What needs to be done: Find every line in the records below that contains the word "north", and copy each such line.

Records for the task:
— start —
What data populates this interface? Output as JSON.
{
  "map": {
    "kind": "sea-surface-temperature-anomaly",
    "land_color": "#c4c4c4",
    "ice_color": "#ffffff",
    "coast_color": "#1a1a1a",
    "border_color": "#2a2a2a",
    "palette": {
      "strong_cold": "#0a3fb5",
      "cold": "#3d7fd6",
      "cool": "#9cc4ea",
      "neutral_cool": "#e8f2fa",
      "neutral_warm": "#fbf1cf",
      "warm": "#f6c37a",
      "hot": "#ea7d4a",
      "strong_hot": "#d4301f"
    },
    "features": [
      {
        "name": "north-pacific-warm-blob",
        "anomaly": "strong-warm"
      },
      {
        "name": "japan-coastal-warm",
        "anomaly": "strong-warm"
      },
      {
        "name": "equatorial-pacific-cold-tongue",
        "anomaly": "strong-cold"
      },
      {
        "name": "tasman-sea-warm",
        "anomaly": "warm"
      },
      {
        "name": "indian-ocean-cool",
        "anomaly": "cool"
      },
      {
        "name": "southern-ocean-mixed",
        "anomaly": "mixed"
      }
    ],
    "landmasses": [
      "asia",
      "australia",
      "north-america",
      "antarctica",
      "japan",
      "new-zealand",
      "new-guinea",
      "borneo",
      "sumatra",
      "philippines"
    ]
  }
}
— end —
Correct response:
        "name": "north-pacific-warm-blob",
      "north-america",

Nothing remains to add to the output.